Source data

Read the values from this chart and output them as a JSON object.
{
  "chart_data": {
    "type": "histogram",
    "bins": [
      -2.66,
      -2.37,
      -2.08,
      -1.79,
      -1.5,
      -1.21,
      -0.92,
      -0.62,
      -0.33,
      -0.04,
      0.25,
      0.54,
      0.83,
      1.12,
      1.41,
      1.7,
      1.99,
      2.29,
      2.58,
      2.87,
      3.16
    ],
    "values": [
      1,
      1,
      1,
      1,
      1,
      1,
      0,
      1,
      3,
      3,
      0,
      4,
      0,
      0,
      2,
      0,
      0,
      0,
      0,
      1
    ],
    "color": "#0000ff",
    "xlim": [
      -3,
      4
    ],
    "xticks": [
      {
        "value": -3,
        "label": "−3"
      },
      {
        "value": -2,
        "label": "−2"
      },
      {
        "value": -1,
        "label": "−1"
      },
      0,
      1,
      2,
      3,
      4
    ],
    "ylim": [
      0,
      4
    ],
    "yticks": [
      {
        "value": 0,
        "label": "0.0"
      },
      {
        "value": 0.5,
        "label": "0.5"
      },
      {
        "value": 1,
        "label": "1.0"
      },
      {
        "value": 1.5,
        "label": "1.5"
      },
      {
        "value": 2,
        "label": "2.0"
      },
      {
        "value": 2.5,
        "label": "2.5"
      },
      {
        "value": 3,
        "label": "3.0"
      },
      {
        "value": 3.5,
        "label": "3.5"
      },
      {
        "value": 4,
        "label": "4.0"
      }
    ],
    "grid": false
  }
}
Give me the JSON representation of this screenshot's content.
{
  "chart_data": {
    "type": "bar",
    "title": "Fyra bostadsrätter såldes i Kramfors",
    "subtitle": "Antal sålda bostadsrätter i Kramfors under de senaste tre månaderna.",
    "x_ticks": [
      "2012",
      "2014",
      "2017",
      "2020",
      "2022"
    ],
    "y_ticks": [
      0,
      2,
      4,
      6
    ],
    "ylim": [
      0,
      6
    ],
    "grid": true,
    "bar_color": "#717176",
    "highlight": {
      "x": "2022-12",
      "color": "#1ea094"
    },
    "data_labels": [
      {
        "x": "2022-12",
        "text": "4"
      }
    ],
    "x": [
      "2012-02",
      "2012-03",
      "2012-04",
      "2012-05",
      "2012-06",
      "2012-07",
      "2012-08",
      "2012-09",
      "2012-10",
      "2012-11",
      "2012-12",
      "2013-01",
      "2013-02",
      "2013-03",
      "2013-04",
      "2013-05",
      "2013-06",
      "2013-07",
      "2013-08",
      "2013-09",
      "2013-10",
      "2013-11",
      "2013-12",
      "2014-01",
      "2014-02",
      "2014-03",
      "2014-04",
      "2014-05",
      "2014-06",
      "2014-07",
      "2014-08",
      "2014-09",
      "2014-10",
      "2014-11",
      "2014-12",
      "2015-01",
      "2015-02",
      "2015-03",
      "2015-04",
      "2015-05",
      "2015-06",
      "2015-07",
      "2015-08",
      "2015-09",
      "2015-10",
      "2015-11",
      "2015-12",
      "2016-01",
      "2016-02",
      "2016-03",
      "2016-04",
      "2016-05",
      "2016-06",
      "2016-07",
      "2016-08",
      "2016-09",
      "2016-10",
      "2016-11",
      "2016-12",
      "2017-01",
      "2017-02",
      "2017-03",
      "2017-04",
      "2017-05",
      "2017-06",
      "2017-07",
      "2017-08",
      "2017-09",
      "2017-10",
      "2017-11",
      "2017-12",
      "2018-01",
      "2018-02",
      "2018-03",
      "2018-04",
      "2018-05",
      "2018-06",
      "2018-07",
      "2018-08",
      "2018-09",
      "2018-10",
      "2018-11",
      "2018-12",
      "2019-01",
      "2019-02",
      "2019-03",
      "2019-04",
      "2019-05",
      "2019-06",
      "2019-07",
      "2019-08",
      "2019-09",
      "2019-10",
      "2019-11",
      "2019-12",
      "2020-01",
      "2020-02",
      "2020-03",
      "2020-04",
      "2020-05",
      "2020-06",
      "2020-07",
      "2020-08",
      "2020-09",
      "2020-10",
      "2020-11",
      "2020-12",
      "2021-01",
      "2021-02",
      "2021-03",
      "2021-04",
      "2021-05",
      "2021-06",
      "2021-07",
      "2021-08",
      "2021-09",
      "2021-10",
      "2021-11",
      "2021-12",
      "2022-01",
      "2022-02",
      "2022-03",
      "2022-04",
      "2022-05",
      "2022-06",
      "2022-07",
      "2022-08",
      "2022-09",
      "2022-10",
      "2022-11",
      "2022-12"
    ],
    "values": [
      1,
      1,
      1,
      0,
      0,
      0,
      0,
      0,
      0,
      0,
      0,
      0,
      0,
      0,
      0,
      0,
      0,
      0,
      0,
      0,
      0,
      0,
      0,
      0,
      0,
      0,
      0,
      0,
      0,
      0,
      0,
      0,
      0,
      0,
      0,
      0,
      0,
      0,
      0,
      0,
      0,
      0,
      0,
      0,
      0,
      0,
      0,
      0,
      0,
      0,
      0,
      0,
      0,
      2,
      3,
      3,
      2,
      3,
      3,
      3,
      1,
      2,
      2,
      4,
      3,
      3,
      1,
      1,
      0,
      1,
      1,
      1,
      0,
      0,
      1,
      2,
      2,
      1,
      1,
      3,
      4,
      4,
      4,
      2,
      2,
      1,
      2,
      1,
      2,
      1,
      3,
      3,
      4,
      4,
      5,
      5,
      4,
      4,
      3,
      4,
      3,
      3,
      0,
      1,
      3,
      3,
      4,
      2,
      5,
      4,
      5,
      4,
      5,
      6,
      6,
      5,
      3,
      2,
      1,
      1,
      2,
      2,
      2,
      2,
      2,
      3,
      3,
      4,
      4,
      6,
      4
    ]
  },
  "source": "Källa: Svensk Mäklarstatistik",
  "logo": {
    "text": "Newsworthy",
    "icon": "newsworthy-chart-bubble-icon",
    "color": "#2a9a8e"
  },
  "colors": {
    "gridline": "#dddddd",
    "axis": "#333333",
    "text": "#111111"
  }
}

**Exercise:** Reproduce the listing above verbatim, from first line to last.

**Output for this exercise:**
Read the values from this chart and output them as a JSON object.
{
  "chart_data": {
    "type": "histogram",
    "bins": [
      -2.66,
      -2.37,
      -2.08,
      -1.79,
      -1.5,
      -1.21,
      -0.92,
      -0.62,
      -0.33,
      -0.04,
      0.25,
      0.54,
      0.83,
      1.12,
      1.41,
      1.7,
      1.99,
      2.29,
      2.58,
      2.87,
      3.16
    ],
    "values": [
      1,
      1,
      1,
      1,
      1,
      1,
      0,
      1,
      3,
      3,
      0,
      4,
      0,
      0,
      2,
      0,
      0,
      0,
      0,
      1
    ],
    "color": "#0000ff",
    "xlim": [
      -3,
      4
    ],
    "xticks": [
      {
        "value": -3,
        "label": "−3"
      },
      {
        "value": -2,
        "label": "−2"
      },
      {
        "value": -1,
        "label": "−1"
      },
      0,
      1,
      2,
      3,
      4
    ],
    "ylim": [
      0,
      4
    ],
    "yticks": [
      {
        "value": 0,
        "label": "0.0"
      },
      {
        "value": 0.5,
        "label": "0.5"
      },
      {
        "value": 1,
        "label": "1.0"
      },
      {
        "value": 1.5,
        "label": "1.5"
      },
      {
        "value": 2,
        "label": "2.0"
      },
      {
        "value": 2.5,
        "label": "2.5"
      },
      {
        "value": 3,
        "label": "3.0"
      },
      {
        "value": 3.5,
        "label": "3.5"
      },
      {
        "value": 4,
        "label": "4.0"
      }
    ],
    "grid": false
  }
}
Give me the JSON representation of this screenshot's content.
{
  "chart_data": {
    "type": "bar",
    "title": "Fyra bostadsrätter såldes i Kramfors",
    "subtitle": "Antal sålda bostadsrätter i Kramfors under de senaste tre månaderna.",
    "x_ticks": [
      "2012",
      "2014",
      "2017",
      "2020",
      "2022"
    ],
    "y_ticks": [
      0,
      2,
      4,
      6
    ],
    "ylim": [
      0,
      6
    ],
    "grid": true,
    "bar_color": "#717176",
    "highlight": {
      "x": "2022-12",
      "color": "#1ea094"
    },
    "data_labels": [
      {
        "x": "2022-12",
        "text": "4"
      }
    ],
    "x": [
      "2012-02",
      "2012-03",
      "2012-04",
      "2012-05",
      "2012-06",
      "2012-07",
      "2012-08",
      "2012-09",
      "2012-10",
      "2012-11",
      "2012-12",
      "2013-01",
      "2013-02",
      "2013-03",
      "2013-04",
      "2013-05",
      "2013-06",
      "2013-07",
      "2013-08",
      "2013-09",
      "2013-10",
      "2013-11",
      "2013-12",
      "2014-01",
      "2014-02",
      "2014-03",
      "2014-04",
      "2014-05",
      "2014-06",
      "2014-07",
      "2014-08",
      "2014-09",
      "2014-10",
      "2014-11",
      "2014-12",
      "2015-01",
      "2015-02",
      "2015-03",
      "2015-04",
      "2015-05",
      "2015-06",
      "2015-07",
      "2015-08",
      "2015-09",
      "2015-10",
      "2015-11",
      "2015-12",
      "2016-01",
      "2016-02",
      "2016-03",
      "2016-04",
      "2016-05",
      "2016-06",
      "2016-07",
      "2016-08",
      "2016-09",
      "2016-10",
      "2016-11",
      "2016-12",
      "2017-01",
      "2017-02",
      "2017-03",
      "2017-04",
      "2017-05",
      "2017-06",
      "2017-07",
      "2017-08",
      "2017-09",
      "2017-10",
      "2017-11",
      "2017-12",
      "2018-01",
      "2018-02",
      "2018-03",
      "2018-04",
      "2018-05",
      "2018-06",
      "2018-07",
      "2018-08",
      "2018-09",
      "2018-10",
      "2018-11",
      "2018-12",
      "2019-01",
      "2019-02",
      "2019-03",
      "2019-04",
      "2019-05",
      "2019-06",
      "2019-07",
      "2019-08",
      "2019-09",
      "2019-10",
      "2019-11",
      "2019-12",
      "2020-01",
      "2020-02",
      "2020-03",
      "2020-04",
      "2020-05",
      "2020-06",
      "2020-07",
      "2020-08",
      "2020-09",
      "2020-10",
      "2020-11",
      "2020-12",
      "2021-01",
      "2021-02",
      "2021-03",
      "2021-04",
      "2021-05",
      "2021-06",
      "2021-07",
      "2021-08",
      "2021-09",
      "2021-10",
      "2021-11",
      "2021-12",
      "2022-01",
      "2022-02",
      "2022-03",
      "2022-04",
      "2022-05",
      "2022-06",
      "2022-07",
      "2022-08",
      "2022-09",
      "2022-10",
      "2022-11",
      "2022-12"
    ],
    "values": [
      1,
      1,
      1,
      0,
      0,
      0,
      0,
      0,
      0,
      0,
      0,
      0,
      0,
      0,
      0,
      0,
      0,
      0,
      0,
      0,
      0,
      0,
      0,
      0,
      0,
      0,
      0,
      0,
      0,
      0,
      0,
      0,
      0,
      0,
      0,
      0,
      0,
      0,
      0,
      0,
      0,
      0,
      0,
      0,
      0,
      0,
      0,
      0,
      0,
      0,
      0,
      0,
      0,
      2,
      3,
      3,
      2,
      3,
      3,
      3,
      1,
      2,
      2,
      4,
      3,
      3,
      1,
      1,
      0,
      1,
      1,
      1,
      0,
      0,
      1,
      2,
      2,
      1,
      1,
      3,
      4,
      4,
      4,
      2,
      2,
      1,
      2,
      1,
      2,
      1,
      3,
      3,
      4,
      4,
      5,
      5,
      4,
      4,
      3,
      4,
      3,
      3,
      0,
      1,
      3,
      3,
      4,
      2,
      5,
      4,
      5,
      4,
      5,
      6,
      6,
      5,
      3,
      2,
      1,
      1,
      2,
      2,
      2,
      2,
      2,
      3,
      3,
      4,
      4,
      6,
      4
    ]
  },
  "source": "Källa: Svensk Mäklarstatistik",
  "logo": {
    "text": "Newsworthy",
    "icon": "newsworthy-chart-bubble-icon",
    "color": "#2a9a8e"
  },
  "colors": {
    "gridline": "#dddddd",
    "axis": "#333333",
    "text": "#111111"
  }
}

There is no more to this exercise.